— SET PROBLEM —
Put the material into a JSON list of strings, one string per line and no blank lines. Begin with the line containing "outline-section[interactable]: ▶ 大纲" and continue through the line containing "tab-network[interactable]: Network <box>889".

************

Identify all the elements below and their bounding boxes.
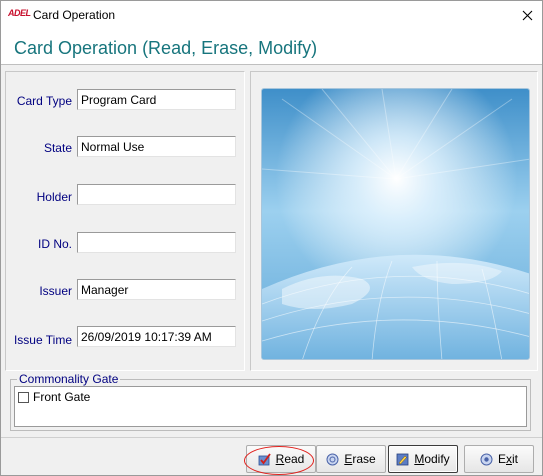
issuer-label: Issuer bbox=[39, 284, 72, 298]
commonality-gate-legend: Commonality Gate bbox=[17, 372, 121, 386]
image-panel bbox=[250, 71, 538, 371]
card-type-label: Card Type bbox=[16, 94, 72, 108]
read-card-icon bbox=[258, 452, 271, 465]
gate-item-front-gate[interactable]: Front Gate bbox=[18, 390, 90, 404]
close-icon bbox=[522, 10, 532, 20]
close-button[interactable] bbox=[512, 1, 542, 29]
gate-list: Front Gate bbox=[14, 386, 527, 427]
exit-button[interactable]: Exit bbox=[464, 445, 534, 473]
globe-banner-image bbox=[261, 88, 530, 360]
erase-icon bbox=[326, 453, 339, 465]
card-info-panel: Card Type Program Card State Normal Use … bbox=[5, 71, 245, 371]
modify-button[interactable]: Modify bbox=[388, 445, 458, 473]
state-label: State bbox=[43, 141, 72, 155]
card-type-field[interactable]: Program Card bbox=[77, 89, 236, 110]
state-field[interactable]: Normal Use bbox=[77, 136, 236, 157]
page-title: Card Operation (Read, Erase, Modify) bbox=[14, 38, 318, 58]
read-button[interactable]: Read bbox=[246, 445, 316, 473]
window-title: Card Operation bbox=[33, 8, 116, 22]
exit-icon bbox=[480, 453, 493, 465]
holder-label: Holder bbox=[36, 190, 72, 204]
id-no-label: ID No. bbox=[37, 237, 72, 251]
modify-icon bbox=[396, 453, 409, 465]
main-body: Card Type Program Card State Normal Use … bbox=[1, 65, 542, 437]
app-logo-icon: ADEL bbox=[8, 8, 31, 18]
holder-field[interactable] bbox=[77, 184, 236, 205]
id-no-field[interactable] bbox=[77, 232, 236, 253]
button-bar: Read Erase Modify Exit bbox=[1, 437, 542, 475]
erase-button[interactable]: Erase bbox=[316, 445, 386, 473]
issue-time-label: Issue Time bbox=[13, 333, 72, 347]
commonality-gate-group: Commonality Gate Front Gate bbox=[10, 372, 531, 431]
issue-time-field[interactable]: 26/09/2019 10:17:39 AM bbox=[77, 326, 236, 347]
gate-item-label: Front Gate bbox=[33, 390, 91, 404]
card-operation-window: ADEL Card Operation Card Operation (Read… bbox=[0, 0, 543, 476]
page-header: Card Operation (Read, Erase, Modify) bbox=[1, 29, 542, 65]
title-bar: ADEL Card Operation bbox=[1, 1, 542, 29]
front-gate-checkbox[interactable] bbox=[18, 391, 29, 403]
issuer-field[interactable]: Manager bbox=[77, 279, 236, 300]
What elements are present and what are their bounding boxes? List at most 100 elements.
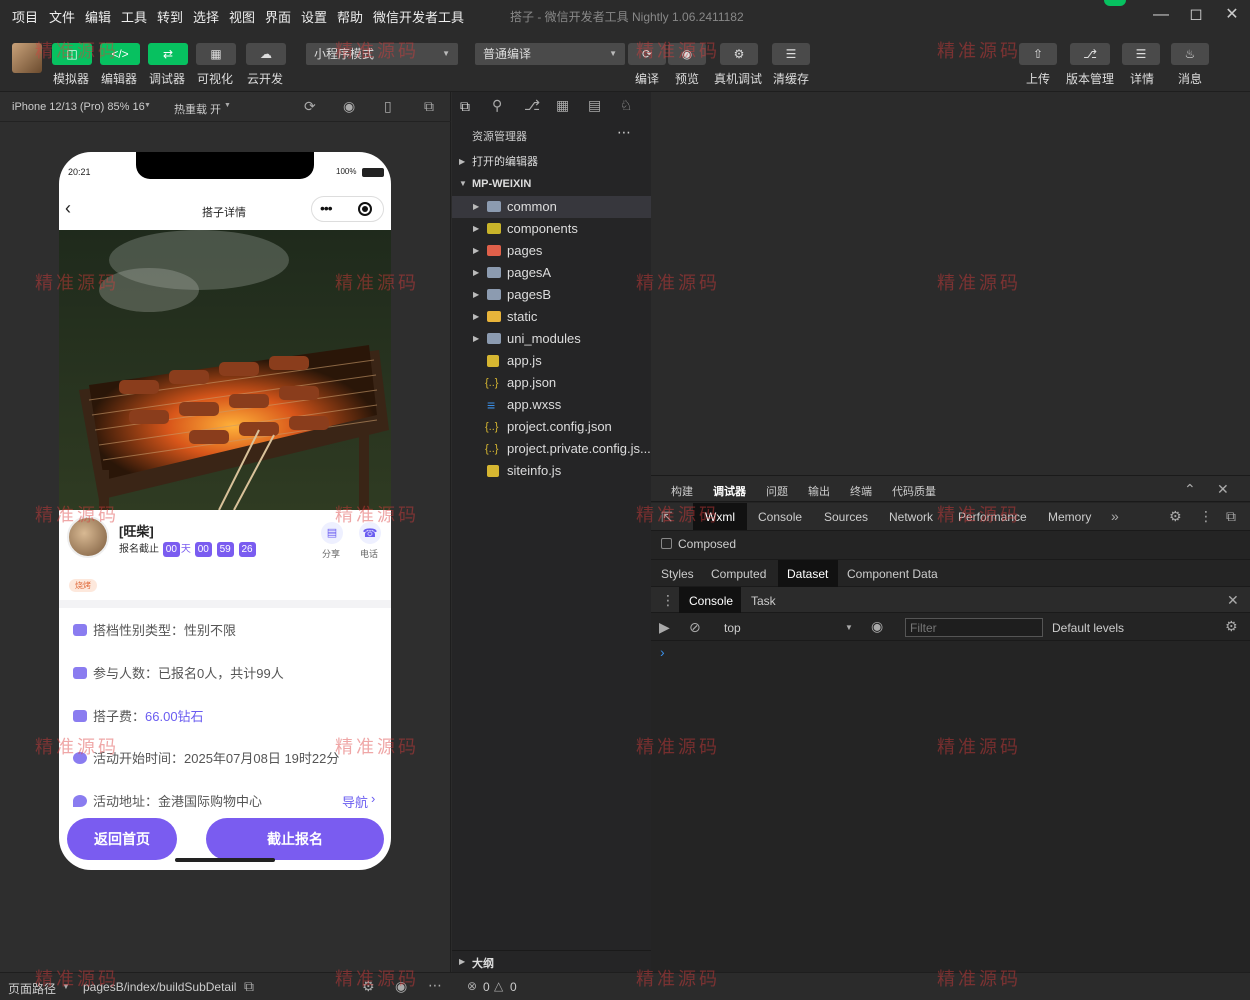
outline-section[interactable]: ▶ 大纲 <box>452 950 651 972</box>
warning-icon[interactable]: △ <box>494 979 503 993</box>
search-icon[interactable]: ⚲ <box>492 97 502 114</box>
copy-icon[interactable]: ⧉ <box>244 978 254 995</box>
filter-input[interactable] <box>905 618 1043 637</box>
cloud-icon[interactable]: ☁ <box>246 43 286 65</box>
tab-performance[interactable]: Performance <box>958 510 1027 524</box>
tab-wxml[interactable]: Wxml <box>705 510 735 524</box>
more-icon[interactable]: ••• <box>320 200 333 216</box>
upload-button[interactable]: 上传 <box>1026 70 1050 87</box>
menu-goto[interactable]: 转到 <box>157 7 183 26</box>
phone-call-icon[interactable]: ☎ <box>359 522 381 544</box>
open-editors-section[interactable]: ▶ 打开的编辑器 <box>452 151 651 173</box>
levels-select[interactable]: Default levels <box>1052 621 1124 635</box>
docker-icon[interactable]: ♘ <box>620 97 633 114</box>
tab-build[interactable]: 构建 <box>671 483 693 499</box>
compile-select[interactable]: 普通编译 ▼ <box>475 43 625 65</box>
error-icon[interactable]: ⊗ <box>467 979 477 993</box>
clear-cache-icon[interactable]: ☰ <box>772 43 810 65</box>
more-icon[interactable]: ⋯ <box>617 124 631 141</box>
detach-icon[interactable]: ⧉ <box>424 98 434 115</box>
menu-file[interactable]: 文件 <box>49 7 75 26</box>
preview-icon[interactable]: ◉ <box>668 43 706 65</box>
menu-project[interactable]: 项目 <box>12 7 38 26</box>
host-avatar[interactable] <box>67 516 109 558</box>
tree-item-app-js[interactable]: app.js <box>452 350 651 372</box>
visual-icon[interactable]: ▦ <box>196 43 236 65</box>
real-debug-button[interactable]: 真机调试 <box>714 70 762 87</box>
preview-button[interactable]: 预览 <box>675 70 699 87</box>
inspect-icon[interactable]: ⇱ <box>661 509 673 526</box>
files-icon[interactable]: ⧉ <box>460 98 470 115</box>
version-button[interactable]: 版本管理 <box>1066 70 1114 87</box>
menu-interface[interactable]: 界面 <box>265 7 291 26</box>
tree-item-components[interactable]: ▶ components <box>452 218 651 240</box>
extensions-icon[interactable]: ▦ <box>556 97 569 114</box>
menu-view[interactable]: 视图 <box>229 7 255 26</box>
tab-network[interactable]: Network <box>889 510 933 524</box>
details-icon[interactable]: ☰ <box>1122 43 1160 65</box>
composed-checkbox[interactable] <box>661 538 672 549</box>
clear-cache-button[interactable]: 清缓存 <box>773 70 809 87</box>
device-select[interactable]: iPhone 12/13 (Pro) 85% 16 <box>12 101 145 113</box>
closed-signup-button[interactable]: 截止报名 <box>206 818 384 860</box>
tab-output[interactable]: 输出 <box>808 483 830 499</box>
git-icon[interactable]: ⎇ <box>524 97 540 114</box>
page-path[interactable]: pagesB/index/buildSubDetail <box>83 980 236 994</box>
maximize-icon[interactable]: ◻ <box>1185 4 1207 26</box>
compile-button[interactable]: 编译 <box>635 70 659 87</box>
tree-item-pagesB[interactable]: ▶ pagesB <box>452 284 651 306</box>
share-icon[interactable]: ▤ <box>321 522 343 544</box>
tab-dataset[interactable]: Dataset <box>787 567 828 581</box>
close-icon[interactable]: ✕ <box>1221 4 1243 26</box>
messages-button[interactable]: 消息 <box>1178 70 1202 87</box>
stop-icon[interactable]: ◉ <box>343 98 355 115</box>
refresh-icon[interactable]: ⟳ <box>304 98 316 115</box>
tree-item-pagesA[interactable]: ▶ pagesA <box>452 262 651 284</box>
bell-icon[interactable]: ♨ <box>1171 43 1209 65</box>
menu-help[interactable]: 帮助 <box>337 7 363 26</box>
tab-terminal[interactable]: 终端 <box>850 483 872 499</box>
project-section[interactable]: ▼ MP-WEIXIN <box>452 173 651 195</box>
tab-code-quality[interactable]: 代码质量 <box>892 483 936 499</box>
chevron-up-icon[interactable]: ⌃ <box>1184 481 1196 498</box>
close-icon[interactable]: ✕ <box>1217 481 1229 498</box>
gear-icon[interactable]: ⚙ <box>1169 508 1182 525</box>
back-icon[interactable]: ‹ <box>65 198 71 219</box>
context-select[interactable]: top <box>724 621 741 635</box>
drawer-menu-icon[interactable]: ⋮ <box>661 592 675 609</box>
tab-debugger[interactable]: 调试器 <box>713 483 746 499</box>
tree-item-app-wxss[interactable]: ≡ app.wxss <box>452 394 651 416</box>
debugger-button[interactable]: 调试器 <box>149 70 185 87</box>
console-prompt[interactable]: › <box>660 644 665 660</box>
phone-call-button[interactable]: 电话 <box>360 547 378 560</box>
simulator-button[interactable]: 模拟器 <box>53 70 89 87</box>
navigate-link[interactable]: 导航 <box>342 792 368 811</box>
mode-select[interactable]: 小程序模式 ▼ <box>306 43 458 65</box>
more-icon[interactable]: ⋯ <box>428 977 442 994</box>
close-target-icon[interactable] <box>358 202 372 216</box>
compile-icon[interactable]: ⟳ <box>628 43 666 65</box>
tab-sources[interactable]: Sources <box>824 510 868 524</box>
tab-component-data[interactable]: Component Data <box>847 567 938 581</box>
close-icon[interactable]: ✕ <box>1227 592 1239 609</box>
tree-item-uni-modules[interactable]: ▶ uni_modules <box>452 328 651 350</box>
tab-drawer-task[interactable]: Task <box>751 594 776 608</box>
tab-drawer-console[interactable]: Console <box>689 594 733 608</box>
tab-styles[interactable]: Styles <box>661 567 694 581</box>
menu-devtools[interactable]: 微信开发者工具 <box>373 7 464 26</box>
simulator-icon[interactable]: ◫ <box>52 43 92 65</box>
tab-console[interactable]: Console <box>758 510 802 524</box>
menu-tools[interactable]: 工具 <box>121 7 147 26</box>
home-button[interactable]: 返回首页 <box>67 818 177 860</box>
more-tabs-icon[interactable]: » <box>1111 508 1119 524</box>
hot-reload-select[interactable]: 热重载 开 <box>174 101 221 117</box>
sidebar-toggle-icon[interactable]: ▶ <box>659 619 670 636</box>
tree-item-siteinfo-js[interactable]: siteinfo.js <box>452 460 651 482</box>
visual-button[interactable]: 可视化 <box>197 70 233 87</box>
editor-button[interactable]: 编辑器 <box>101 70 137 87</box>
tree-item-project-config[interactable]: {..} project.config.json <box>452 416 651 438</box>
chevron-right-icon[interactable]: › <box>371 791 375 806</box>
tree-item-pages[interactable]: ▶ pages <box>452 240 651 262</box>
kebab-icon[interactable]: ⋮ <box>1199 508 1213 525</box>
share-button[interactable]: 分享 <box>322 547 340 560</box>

************

— RESULT —
[
  "outline-section[interactable]: ▶ 大纲 <box>452 950 651 972</box>",
  "warning-icon[interactable]: △ <box>494 979 503 993</box>",
  "search-icon[interactable]: ⚲ <box>492 97 502 114</box>",
  "copy-icon[interactable]: ⧉ <box>244 978 254 995</box>",
  "filter-input[interactable] <box>905 618 1043 637</box>",
  "cloud-icon[interactable]: ☁ <box>246 43 286 65</box>",
  "tab-performance[interactable]: Performance <box>958 510 1027 524</box>",
  "tab-wxml[interactable]: Wxml <box>705 510 735 524</box>",
  "more-icon[interactable]: ••• <box>320 200 333 216</box>",
  "upload-button[interactable]: 上传 <box>1026 70 1050 87</box>",
  "menu-goto[interactable]: 转到 <box>157 7 183 26</box>",
  "phone-call-icon[interactable]: ☎ <box>359 522 381 544</box>",
  "open-editors-section[interactable]: ▶ 打开的编辑器 <box>452 151 651 173</box>",
  "levels-select[interactable]: Default levels <box>1052 621 1124 635</box>",
  "docker-icon[interactable]: ♘ <box>620 97 633 114</box>",
  "tab-build[interactable]: 构建 <box>671 483 693 499</box>",
  "compile-select[interactable]: 普通编译 ▼ <box>475 43 625 65</box>",
  "error-icon[interactable]: ⊗ <box>467 979 477 993</box>",
  "clear-cache-icon[interactable]: ☰ <box>772 43 810 65</box>",
  "more-icon[interactable]: ⋯ <box>617 124 631 141</box>",
  "detach-icon[interactable]: ⧉ <box>424 98 434 115</box>",
  "menu-file[interactable]: 文件 <box>49 7 75 26</box>",
  "preview-icon[interactable]: ◉ <box>668 43 706 65</box>",
  "menu-project[interactable]: 项目 <box>12 7 38 26</box>",
  "host-avatar[interactable] <box>67 516 109 558</box>",
  "tree-item-app-js[interactable]: app.js <box>452 350 651 372</box>",
  "visual-icon[interactable]: ▦ <box>196 43 236 65</box>",
  "real-debug-button[interactable]: 真机调试 <box>714 70 762 87</box>",
  "preview-button[interactable]: 预览 <box>675 70 699 87</box>",
  "inspect-icon[interactable]: ⇱ <box>661 509 673 526</box>",
  "files-icon[interactable]: ⧉ <box>460 98 470 115</box>",
  "version-button[interactable]: 版本管理 <box>1066 70 1114 87</box>",
  "menu-interface[interactable]: 界面 <box>265 7 291 26</box>",
  "tree-item-components[interactable]: ▶ components <box>452 218 651 240</box>",
  "extensions-icon[interactable]: ▦ <box>556 97 569 114</box>",
  "menu-view[interactable]: 视图 <box>229 7 255 26</box>",
  "tab-network[interactable]: Network <box>889 510 933 524</box>"
]